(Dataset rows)
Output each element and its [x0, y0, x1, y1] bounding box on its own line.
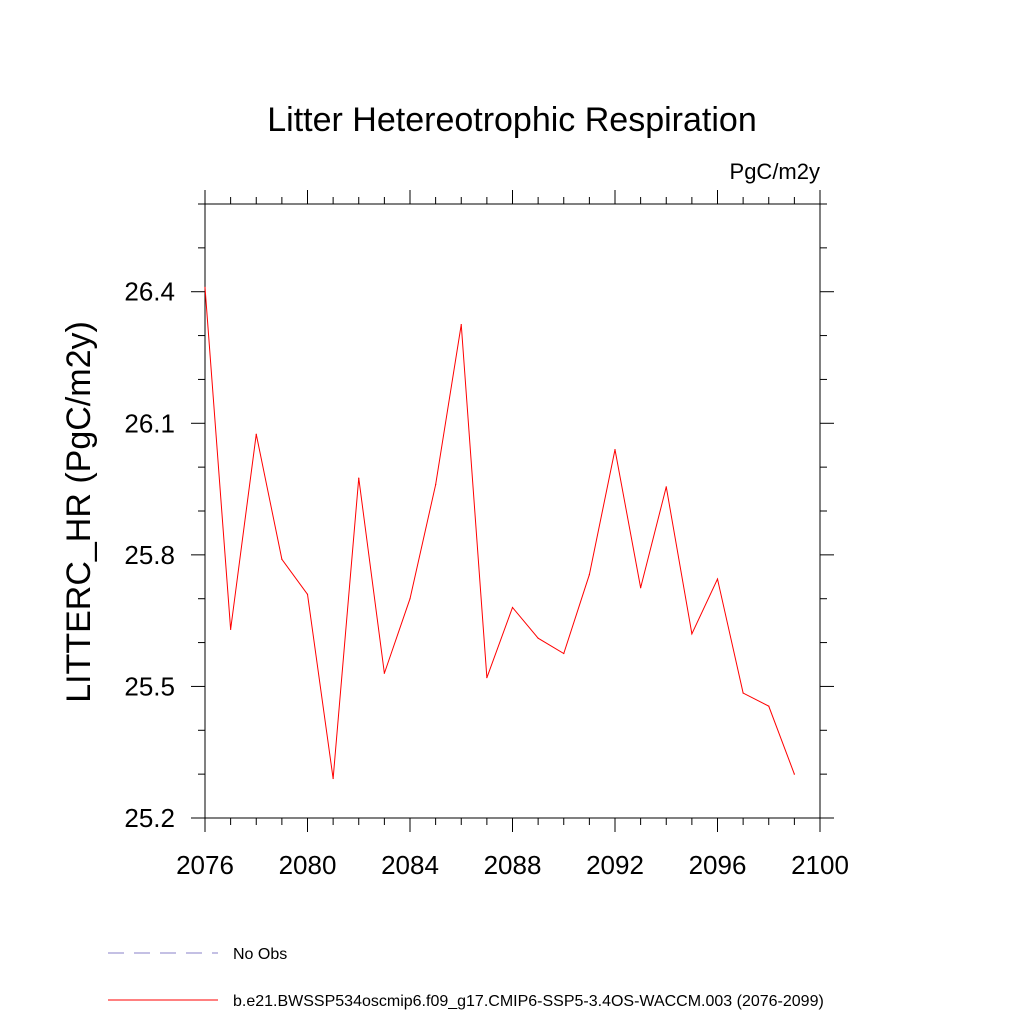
series-layer: [204, 286, 795, 780]
x-tick-label: 2076: [176, 850, 234, 880]
data-point: [306, 593, 309, 595]
data-point: [665, 486, 667, 488]
data-point: [409, 598, 411, 600]
data-point: [640, 587, 642, 589]
data-point: [332, 777, 334, 780]
data-point: [435, 484, 437, 486]
data-point: [486, 677, 488, 679]
y-tick-labels: 25.2 25.5 25.8 26.1 26.4: [124, 277, 175, 833]
legend-label-model-run: b.e21.BWSSP534oscmip6.f09_g17.CMIP6-SSP5…: [233, 993, 824, 1010]
y-tick-label: 25.5: [124, 671, 175, 701]
x-tick-label: 2092: [586, 850, 644, 880]
data-point: [768, 705, 770, 707]
legend: No Obs b.e21.BWSSP534oscmip6.f09_g17.CMI…: [108, 946, 824, 1010]
data-point: [511, 606, 514, 609]
axis-ticks: [191, 190, 834, 832]
x-tick-label: 2084: [381, 850, 439, 880]
y-tick-label: 25.2: [124, 803, 175, 833]
chart-title: Litter Hetereotrophic Respiration: [267, 101, 756, 139]
data-point: [793, 773, 795, 775]
x-tick-labels: 2076 2080 2084 2088 2092 2096 2100: [176, 850, 849, 880]
data-point: [255, 433, 257, 435]
y-axis-label: LITTERC_HR (PgC/m2y): [60, 321, 98, 703]
series-line: [204, 287, 795, 779]
data-point: [281, 558, 283, 560]
data-point: [204, 286, 206, 288]
data-point: [588, 573, 590, 576]
units-label: PgC/m2y: [730, 159, 820, 184]
x-tick-label: 2080: [279, 850, 337, 880]
y-tick-label: 26.1: [124, 408, 175, 438]
x-tick-label: 2100: [791, 850, 849, 880]
data-point: [383, 672, 385, 674]
data-point: [563, 652, 565, 655]
data-point: [716, 578, 719, 580]
legend-label-no-obs: No Obs: [233, 946, 287, 963]
data-point: [614, 449, 616, 451]
x-tick-label: 2088: [484, 850, 542, 880]
y-tick-label: 25.8: [124, 540, 175, 570]
data-point: [230, 628, 232, 631]
data-point: [358, 477, 360, 479]
plot-frame: [204, 203, 821, 819]
data-point: [691, 633, 693, 635]
y-tick-label: 26.4: [124, 277, 175, 307]
data-point: [742, 692, 744, 694]
x-tick-label: 2096: [689, 850, 747, 880]
data-point: [460, 324, 462, 326]
data-point: [537, 637, 539, 639]
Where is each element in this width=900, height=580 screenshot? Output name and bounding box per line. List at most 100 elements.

* **SHORT TASK**: Print the lines above again without any change, from the line with "series-layer: [204, 286, 795, 780]" to the line with "x-tick-label: 2092: [586, 850, 644, 880]", including both of those lines.

* **SOLUTION TO THIS TASK**:
series-layer: [204, 286, 795, 780]
x-tick-label: 2076: [176, 850, 234, 880]
data-point: [306, 593, 309, 595]
data-point: [665, 486, 667, 488]
data-point: [409, 598, 411, 600]
data-point: [640, 587, 642, 589]
data-point: [332, 777, 334, 780]
data-point: [435, 484, 437, 486]
data-point: [486, 677, 488, 679]
y-tick-labels: 25.2 25.5 25.8 26.1 26.4: [124, 277, 175, 833]
legend-label-model-run: b.e21.BWSSP534oscmip6.f09_g17.CMIP6-SSP5…: [233, 993, 824, 1010]
y-tick-label: 25.5: [124, 671, 175, 701]
x-tick-label: 2092: [586, 850, 644, 880]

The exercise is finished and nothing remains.